DATA LINES start
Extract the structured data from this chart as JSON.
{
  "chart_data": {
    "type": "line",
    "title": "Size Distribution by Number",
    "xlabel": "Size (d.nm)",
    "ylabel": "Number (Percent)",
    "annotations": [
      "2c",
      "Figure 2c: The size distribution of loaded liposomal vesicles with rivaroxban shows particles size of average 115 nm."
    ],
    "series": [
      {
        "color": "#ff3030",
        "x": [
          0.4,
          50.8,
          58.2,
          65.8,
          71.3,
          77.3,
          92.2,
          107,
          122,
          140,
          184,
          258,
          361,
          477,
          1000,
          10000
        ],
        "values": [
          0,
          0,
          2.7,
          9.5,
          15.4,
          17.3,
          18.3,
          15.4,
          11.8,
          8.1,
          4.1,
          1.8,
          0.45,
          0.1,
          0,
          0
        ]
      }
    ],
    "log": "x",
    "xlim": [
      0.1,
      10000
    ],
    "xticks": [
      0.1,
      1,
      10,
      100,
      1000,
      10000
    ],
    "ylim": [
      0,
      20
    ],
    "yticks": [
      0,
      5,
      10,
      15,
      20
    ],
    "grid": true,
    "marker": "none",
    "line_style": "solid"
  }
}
DATA LINES end
**TO DO**
Each line of the material should be duplicated exactly, please.

**ANSWER TO THIS PROBLEM**
Extract the structured data from this chart as JSON.
{
  "chart_data": {
    "type": "line",
    "title": "Size Distribution by Number",
    "xlabel": "Size (d.nm)",
    "ylabel": "Number (Percent)",
    "annotations": [
      "2c",
      "Figure 2c: The size distribution of loaded liposomal vesicles with rivaroxban shows particles size of average 115 nm."
    ],
    "series": [
      {
        "color": "#ff3030",
        "x": [
          0.4,
          50.8,
          58.2,
          65.8,
          71.3,
          77.3,
          92.2,
          107,
          122,
          140,
          184,
          258,
          361,
          477,
          1000,
          10000
        ],
        "values": [
          0,
          0,
          2.7,
          9.5,
          15.4,
          17.3,
          18.3,
          15.4,
          11.8,
          8.1,
          4.1,
          1.8,
          0.45,
          0.1,
          0,
          0
        ]
      }
    ],
    "log": "x",
    "xlim": [
      0.1,
      10000
    ],
    "xticks": [
      0.1,
      1,
      10,
      100,
      1000,
      10000
    ],
    "ylim": [
      0,
      20
    ],
    "yticks": [
      0,
      5,
      10,
      15,
      20
    ],
    "grid": true,
    "marker": "none",
    "line_style": "solid"
  }
}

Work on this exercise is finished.